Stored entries
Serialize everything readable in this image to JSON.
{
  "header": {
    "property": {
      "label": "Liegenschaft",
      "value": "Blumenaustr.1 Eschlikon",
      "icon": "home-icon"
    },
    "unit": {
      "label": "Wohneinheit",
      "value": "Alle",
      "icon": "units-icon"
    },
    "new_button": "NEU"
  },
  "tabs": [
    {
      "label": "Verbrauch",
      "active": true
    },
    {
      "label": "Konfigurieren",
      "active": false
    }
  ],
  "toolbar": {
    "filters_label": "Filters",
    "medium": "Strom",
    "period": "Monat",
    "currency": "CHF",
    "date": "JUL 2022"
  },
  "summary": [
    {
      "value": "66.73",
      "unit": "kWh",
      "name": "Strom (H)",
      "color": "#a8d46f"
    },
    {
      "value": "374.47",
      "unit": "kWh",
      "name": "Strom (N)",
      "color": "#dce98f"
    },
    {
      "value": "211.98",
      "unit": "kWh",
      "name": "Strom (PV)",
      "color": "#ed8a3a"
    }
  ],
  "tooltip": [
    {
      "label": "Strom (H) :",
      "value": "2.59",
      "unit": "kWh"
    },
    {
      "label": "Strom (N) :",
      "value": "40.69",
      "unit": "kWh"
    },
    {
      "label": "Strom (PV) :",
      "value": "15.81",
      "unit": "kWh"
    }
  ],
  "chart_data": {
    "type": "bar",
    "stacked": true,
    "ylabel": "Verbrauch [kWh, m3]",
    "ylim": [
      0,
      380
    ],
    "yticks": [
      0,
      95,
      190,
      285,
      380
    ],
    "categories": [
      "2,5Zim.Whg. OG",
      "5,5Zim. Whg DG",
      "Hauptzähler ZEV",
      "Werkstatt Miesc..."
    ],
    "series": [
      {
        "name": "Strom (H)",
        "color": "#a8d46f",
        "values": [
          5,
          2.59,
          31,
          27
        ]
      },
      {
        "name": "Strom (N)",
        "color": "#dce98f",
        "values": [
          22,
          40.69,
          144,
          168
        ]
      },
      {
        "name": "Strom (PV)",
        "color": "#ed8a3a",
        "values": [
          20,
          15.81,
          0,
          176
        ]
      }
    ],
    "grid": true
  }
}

Instruction. Search the entries for the word "name" and pick out every line that holds it.

Task answer.
      "name": "Strom (H)",
      "name": "Strom (N)",
      "name": "Strom (PV)",
        "name": "Strom (H)",
        "name": "Strom (N)",
        "name": "Strom (PV)",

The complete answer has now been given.